[Records from a collection]
★ ★ ★

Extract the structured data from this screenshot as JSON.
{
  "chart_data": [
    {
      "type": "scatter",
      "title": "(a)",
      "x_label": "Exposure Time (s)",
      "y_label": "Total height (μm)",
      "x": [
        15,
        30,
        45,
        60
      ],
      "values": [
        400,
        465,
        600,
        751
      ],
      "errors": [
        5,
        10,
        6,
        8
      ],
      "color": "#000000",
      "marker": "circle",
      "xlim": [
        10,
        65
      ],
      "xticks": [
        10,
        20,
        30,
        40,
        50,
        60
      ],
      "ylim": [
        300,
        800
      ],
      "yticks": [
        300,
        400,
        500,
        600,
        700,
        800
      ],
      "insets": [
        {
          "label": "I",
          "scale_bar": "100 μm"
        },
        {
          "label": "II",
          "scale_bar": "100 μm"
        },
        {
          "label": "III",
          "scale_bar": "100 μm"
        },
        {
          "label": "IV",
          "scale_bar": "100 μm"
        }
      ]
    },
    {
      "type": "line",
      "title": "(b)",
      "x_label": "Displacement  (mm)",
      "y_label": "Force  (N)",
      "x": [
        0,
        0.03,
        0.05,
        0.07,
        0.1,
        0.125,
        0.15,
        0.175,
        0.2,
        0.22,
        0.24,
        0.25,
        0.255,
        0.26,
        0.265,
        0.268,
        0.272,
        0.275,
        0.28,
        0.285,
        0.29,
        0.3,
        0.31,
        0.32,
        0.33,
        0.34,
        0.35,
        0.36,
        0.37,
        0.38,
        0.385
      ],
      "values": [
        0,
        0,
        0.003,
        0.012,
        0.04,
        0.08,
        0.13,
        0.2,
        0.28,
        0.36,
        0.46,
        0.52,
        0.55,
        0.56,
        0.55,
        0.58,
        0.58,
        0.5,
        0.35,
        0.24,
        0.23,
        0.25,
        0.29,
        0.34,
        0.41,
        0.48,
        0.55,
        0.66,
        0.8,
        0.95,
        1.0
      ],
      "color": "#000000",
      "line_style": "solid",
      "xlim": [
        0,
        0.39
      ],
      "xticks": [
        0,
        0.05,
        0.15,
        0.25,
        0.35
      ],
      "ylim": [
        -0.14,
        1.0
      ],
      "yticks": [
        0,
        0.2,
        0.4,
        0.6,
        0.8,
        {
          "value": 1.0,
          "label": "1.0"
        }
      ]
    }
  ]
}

★ ★ ★

# EXERCISE INSTRUCTIONS:
Retype every record above exactly as it appears.

# EXERCISE RESULT:
Extract the structured data from this screenshot as JSON.
{
  "chart_data": [
    {
      "type": "scatter",
      "title": "(a)",
      "x_label": "Exposure Time (s)",
      "y_label": "Total height (μm)",
      "x": [
        15,
        30,
        45,
        60
      ],
      "values": [
        400,
        465,
        600,
        751
      ],
      "errors": [
        5,
        10,
        6,
        8
      ],
      "color": "#000000",
      "marker": "circle",
      "xlim": [
        10,
        65
      ],
      "xticks": [
        10,
        20,
        30,
        40,
        50,
        60
      ],
      "ylim": [
        300,
        800
      ],
      "yticks": [
        300,
        400,
        500,
        600,
        700,
        800
      ],
      "insets": [
        {
          "label": "I",
          "scale_bar": "100 μm"
        },
        {
          "label": "II",
          "scale_bar": "100 μm"
        },
        {
          "label": "III",
          "scale_bar": "100 μm"
        },
        {
          "label": "IV",
          "scale_bar": "100 μm"
        }
      ]
    },
    {
      "type": "line",
      "title": "(b)",
      "x_label": "Displacement  (mm)",
      "y_label": "Force  (N)",
      "x": [
        0,
        0.03,
        0.05,
        0.07,
        0.1,
        0.125,
        0.15,
        0.175,
        0.2,
        0.22,
        0.24,
        0.25,
        0.255,
        0.26,
        0.265,
        0.268,
        0.272,
        0.275,
        0.28,
        0.285,
        0.29,
        0.3,
        0.31,
        0.32,
        0.33,
        0.34,
        0.35,
        0.36,
        0.37,
        0.38,
        0.385
      ],
      "values": [
        0,
        0,
        0.003,
        0.012,
        0.04,
        0.08,
        0.13,
        0.2,
        0.28,
        0.36,
        0.46,
        0.52,
        0.55,
        0.56,
        0.55,
        0.58,
        0.58,
        0.5,
        0.35,
        0.24,
        0.23,
        0.25,
        0.29,
        0.34,
        0.41,
        0.48,
        0.55,
        0.66,
        0.8,
        0.95,
        1.0
      ],
      "color": "#000000",
      "line_style": "solid",
      "xlim": [
        0,
        0.39
      ],
      "xticks": [
        0,
        0.05,
        0.15,
        0.25,
        0.35
      ],
      "ylim": [
        -0.14,
        1.0
      ],
      "yticks": [
        0,
        0.2,
        0.4,
        0.6,
        0.8,
        {
          "value": 1.0,
          "label": "1.0"
        }
      ]
    }
  ]
}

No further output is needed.